» Exercise description:
Look through the records below, and copy out every line that holds the string "domicilio".

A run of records
— START —
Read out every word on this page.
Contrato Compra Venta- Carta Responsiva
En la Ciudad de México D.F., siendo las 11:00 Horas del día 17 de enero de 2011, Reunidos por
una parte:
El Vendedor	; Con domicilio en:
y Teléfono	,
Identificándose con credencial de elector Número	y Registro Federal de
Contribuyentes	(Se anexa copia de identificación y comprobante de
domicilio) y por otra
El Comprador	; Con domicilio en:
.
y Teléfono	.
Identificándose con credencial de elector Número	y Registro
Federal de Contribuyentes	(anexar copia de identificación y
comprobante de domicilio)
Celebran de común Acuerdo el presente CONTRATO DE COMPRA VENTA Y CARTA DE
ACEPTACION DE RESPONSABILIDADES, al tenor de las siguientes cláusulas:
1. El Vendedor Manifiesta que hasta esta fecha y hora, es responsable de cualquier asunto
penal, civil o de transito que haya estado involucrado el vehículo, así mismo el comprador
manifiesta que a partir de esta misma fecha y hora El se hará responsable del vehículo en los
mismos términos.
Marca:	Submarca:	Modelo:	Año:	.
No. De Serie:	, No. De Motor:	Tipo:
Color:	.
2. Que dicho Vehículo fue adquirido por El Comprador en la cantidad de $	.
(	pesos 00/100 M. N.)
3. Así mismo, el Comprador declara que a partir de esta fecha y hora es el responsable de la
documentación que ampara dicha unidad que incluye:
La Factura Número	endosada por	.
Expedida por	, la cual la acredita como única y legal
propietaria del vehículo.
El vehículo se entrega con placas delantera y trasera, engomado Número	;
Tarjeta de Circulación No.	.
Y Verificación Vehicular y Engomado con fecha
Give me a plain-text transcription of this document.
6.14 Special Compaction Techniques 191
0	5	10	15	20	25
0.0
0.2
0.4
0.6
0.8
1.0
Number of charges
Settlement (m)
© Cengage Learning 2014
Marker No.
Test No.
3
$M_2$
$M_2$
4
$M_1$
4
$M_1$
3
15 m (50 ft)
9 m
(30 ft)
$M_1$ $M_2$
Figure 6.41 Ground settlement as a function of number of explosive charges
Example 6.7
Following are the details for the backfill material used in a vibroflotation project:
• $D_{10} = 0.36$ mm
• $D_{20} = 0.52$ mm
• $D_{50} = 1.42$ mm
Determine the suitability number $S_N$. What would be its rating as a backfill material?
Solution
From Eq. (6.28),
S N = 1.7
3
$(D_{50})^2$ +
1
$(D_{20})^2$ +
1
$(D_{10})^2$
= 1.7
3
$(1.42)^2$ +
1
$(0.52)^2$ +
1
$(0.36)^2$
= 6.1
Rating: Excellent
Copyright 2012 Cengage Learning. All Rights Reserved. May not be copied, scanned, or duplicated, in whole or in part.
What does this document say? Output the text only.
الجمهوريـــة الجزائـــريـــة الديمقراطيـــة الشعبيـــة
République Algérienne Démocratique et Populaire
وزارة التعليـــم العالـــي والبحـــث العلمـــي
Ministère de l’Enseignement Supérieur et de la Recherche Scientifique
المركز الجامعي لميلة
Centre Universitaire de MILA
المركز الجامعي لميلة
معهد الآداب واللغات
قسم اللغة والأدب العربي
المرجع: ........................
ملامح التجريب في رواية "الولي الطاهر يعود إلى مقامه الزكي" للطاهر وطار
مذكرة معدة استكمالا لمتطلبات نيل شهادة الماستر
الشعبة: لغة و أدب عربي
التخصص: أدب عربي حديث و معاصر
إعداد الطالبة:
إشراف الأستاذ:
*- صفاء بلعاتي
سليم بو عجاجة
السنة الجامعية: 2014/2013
— END —
» Answer to this exercise:
El Vendedor	; Con domicilio en:
domicilio) y por otra
El Comprador	; Con domicilio en:
comprobante de domicilio)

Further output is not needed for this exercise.